== WHAT TO DO ==
What lines of the data include the string "标签为损伤性废物"? Copy them all.
▬▬▬▬▬▬▬▬▬▬
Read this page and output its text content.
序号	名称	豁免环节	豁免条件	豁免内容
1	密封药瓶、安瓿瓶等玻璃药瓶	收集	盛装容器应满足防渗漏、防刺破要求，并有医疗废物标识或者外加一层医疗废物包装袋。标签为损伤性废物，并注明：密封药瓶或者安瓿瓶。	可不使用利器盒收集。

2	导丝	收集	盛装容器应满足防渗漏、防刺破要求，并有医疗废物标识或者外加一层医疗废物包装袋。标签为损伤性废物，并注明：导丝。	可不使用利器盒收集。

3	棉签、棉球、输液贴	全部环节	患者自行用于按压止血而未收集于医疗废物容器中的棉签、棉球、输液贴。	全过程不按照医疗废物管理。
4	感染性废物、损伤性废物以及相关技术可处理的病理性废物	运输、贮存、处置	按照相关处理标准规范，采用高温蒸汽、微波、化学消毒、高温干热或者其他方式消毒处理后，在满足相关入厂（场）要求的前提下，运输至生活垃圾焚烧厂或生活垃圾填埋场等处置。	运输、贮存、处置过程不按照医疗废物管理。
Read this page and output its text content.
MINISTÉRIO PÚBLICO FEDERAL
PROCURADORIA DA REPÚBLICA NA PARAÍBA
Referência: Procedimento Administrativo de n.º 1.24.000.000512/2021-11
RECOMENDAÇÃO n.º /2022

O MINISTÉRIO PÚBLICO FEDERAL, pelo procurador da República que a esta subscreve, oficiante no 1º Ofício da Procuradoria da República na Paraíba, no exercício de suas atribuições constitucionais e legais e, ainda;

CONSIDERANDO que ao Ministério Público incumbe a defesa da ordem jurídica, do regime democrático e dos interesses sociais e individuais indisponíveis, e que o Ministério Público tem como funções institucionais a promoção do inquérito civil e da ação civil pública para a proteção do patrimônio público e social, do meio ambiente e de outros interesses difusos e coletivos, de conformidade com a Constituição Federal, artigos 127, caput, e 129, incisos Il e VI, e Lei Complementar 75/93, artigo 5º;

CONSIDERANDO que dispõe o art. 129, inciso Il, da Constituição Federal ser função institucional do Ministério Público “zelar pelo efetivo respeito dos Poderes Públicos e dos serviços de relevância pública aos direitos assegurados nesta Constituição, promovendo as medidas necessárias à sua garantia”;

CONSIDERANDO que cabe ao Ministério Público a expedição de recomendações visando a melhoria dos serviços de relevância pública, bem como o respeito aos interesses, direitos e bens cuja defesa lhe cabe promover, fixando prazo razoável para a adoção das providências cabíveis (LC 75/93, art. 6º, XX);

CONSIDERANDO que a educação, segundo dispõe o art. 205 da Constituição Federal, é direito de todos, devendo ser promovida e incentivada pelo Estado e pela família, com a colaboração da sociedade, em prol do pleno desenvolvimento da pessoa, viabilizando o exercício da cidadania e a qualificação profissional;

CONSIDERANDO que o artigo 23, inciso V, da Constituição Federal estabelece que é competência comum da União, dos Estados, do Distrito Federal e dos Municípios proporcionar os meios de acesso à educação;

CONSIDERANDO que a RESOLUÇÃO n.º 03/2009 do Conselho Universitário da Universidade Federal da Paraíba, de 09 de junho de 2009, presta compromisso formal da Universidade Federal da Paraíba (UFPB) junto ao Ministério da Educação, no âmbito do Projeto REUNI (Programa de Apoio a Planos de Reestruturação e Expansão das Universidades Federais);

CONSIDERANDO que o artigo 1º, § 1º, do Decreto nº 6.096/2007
▬▬▬▬▬▬▬▬▬▬
== COMPLETE ANSWER ==
1	密封药瓶、安瓿瓶等玻璃药瓶	收集	盛装容器应满足防渗漏、防刺破要求，并有医疗废物标识或者外加一层医疗废物包装袋。标签为损伤性废物，并注明：密封药瓶或者安瓿瓶。	可不使用利器盒收集。
2	导丝	收集	盛装容器应满足防渗漏、防刺破要求，并有医疗废物标识或者外加一层医疗废物包装袋。标签为损伤性废物，并注明：导丝。	可不使用利器盒收集。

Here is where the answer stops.